* **Task to carry out**: Count the lines in the records below that contain the word "category", and reply with only that number.

-- begin Entries provided --

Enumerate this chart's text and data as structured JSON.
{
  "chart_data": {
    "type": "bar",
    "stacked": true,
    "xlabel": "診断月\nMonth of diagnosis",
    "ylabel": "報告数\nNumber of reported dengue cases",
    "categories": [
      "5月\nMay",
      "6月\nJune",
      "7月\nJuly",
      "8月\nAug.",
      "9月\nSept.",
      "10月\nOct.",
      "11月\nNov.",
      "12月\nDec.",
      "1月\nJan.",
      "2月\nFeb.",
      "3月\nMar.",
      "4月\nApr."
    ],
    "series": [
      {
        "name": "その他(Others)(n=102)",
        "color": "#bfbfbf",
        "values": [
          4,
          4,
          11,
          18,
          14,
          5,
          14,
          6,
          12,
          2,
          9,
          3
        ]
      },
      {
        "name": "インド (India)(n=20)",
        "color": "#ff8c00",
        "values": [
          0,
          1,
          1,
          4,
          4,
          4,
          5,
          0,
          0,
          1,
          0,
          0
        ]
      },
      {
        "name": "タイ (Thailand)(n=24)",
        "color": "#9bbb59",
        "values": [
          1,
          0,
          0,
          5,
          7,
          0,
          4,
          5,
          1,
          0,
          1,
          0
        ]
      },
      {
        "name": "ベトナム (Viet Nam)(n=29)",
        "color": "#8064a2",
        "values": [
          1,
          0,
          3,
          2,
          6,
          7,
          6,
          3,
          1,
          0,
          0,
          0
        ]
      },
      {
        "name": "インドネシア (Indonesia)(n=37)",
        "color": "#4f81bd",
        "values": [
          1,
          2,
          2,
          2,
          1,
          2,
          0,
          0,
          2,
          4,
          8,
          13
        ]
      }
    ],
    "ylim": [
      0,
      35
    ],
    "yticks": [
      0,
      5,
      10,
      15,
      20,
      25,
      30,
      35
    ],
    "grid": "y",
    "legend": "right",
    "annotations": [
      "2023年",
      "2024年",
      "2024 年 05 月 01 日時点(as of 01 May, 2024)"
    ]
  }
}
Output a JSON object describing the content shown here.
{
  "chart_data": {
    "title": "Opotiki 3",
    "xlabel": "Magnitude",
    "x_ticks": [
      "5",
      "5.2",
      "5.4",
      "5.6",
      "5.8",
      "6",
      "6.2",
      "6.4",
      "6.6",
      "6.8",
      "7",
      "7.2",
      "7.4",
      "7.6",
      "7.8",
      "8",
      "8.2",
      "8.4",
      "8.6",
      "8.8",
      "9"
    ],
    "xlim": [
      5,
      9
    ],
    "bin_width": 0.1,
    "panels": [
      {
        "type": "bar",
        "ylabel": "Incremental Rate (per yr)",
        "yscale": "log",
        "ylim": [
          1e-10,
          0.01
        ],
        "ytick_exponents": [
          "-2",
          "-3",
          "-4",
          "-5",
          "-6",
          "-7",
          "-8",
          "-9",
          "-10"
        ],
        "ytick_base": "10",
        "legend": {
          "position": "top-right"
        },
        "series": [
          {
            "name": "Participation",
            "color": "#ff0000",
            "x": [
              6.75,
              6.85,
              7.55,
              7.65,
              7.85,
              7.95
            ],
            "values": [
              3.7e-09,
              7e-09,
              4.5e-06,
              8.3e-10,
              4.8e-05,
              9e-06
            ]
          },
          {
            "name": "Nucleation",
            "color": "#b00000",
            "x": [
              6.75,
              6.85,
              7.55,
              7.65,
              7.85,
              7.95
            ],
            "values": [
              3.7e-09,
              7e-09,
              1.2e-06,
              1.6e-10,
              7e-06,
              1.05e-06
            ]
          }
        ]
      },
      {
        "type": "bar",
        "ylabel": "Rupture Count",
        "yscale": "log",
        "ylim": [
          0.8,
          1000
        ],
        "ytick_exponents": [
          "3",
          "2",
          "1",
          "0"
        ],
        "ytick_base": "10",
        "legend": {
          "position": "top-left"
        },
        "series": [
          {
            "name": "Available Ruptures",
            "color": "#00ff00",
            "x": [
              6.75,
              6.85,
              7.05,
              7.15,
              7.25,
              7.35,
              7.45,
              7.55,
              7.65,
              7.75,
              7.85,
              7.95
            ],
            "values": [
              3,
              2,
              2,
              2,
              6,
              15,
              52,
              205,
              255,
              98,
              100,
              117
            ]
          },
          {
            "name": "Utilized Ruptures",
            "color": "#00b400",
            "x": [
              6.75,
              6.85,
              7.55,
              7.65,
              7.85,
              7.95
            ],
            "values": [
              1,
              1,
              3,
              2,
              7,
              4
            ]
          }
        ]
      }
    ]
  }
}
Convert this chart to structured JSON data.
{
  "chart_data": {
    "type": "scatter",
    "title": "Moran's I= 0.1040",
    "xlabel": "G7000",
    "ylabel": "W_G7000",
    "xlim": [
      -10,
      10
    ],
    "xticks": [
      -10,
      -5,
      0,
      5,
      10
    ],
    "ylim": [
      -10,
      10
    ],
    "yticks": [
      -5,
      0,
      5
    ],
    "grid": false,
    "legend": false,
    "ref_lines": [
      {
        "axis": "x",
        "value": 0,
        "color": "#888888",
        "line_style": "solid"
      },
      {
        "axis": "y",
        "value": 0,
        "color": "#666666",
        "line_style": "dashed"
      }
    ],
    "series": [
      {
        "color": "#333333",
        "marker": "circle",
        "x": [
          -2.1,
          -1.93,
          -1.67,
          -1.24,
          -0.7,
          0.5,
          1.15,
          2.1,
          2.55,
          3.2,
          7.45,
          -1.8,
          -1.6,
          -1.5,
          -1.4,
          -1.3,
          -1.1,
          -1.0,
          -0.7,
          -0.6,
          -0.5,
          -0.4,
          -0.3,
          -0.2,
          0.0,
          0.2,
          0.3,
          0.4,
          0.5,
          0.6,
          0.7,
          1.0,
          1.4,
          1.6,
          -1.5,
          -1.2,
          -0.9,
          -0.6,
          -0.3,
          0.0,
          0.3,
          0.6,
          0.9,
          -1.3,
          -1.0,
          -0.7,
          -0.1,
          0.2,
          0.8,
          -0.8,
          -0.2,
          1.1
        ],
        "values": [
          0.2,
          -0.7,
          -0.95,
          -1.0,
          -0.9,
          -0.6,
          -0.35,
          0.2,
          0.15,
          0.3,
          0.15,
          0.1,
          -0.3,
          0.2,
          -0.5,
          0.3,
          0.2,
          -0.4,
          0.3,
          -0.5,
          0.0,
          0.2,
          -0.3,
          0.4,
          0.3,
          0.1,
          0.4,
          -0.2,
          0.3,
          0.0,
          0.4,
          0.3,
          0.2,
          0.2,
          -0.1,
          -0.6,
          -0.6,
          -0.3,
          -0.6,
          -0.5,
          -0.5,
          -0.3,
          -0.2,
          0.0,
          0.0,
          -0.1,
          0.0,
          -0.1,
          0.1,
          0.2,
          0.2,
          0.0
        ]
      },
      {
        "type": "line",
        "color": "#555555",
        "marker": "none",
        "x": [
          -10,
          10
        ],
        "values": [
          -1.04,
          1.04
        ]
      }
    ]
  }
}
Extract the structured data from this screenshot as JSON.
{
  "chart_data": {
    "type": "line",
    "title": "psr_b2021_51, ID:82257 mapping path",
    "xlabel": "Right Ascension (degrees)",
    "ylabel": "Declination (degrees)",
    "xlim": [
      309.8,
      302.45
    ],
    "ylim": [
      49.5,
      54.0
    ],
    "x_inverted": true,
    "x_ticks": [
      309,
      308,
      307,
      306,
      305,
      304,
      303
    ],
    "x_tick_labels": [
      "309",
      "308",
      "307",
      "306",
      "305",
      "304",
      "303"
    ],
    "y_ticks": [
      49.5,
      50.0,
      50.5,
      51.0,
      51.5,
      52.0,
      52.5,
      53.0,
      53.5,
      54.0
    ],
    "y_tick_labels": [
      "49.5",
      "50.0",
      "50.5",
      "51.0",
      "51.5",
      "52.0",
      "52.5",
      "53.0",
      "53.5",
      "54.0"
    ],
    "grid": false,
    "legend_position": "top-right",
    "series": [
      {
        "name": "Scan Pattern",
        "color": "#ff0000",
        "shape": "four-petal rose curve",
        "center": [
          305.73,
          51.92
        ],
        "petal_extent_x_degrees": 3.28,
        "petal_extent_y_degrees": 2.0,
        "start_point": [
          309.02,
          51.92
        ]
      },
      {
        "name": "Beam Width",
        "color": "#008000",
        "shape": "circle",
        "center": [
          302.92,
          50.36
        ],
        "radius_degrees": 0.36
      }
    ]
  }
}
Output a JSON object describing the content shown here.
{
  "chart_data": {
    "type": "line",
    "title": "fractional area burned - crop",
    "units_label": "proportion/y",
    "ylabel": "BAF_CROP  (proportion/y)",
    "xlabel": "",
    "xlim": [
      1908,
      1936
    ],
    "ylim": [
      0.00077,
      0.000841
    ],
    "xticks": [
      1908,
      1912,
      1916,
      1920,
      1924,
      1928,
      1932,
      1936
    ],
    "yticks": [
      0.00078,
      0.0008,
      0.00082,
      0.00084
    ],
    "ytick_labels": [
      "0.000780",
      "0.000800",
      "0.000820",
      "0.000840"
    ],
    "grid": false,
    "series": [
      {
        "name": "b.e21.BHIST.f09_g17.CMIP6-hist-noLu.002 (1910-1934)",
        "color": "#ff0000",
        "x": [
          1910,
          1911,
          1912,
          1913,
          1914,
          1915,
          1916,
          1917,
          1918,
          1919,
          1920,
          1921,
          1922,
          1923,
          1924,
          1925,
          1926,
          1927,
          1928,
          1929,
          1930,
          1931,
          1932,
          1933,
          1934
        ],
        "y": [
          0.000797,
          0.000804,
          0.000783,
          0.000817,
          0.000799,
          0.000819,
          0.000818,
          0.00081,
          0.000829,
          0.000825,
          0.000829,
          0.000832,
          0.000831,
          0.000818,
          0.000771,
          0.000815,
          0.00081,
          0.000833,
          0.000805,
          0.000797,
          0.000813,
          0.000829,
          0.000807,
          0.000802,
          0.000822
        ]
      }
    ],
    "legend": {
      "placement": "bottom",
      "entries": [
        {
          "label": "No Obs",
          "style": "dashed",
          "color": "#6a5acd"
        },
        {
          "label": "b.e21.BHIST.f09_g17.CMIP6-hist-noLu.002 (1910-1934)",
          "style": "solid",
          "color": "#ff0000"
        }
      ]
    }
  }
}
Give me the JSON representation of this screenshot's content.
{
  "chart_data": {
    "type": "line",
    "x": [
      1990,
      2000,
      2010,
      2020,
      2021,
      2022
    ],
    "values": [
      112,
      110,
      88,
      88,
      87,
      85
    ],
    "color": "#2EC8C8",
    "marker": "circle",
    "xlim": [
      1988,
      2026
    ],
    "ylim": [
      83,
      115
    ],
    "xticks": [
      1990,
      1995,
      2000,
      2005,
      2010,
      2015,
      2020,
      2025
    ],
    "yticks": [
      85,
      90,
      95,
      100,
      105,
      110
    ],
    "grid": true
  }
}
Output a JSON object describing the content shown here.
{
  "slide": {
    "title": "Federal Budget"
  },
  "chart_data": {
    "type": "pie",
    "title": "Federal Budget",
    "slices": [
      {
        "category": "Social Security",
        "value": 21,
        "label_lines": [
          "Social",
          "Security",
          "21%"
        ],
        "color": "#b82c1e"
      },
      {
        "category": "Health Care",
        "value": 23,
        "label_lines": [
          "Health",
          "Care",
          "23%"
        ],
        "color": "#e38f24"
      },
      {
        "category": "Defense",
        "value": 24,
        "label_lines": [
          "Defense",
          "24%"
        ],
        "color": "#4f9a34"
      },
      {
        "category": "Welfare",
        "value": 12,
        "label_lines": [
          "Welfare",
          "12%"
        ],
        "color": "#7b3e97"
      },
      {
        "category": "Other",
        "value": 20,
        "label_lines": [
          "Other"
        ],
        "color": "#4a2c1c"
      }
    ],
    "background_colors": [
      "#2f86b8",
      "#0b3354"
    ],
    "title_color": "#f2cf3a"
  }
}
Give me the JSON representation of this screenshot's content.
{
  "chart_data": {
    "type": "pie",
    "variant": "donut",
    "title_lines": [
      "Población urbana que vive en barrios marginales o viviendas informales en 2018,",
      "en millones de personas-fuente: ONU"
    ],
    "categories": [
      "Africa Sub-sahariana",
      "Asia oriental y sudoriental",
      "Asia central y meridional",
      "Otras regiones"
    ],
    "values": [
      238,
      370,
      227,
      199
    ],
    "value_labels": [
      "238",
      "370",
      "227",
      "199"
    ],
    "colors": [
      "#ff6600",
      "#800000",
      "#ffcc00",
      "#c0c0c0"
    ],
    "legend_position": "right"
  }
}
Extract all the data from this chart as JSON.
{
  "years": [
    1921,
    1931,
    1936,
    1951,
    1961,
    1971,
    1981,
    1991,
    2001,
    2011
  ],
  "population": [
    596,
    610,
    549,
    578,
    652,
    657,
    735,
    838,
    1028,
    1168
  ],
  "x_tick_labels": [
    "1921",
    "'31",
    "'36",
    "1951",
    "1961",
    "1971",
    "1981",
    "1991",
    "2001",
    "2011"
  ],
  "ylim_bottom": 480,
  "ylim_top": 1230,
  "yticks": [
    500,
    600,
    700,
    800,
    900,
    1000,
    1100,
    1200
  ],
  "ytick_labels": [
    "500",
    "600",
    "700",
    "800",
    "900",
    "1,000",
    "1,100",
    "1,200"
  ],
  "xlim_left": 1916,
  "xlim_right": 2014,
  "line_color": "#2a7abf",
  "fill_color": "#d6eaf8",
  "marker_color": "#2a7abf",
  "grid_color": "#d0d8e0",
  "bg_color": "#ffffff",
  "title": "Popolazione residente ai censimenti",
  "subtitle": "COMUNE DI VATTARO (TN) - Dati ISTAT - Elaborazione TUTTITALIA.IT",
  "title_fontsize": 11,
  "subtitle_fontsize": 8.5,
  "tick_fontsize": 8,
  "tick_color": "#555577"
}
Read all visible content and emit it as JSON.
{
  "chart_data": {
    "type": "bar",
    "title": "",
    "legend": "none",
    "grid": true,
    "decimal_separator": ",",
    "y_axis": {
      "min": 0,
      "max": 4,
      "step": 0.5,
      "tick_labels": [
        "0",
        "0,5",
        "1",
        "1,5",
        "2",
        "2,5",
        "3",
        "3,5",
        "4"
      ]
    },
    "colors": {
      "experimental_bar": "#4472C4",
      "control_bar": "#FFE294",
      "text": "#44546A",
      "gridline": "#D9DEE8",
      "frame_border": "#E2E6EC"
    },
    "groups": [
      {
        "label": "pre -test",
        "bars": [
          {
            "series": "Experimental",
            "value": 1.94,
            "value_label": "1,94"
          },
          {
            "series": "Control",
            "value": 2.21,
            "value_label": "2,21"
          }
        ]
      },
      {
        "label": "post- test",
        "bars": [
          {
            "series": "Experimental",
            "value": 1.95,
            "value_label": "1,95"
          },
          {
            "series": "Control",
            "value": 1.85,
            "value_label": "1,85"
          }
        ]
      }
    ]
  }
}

-- end Entries provided --

* **Answer below**: 5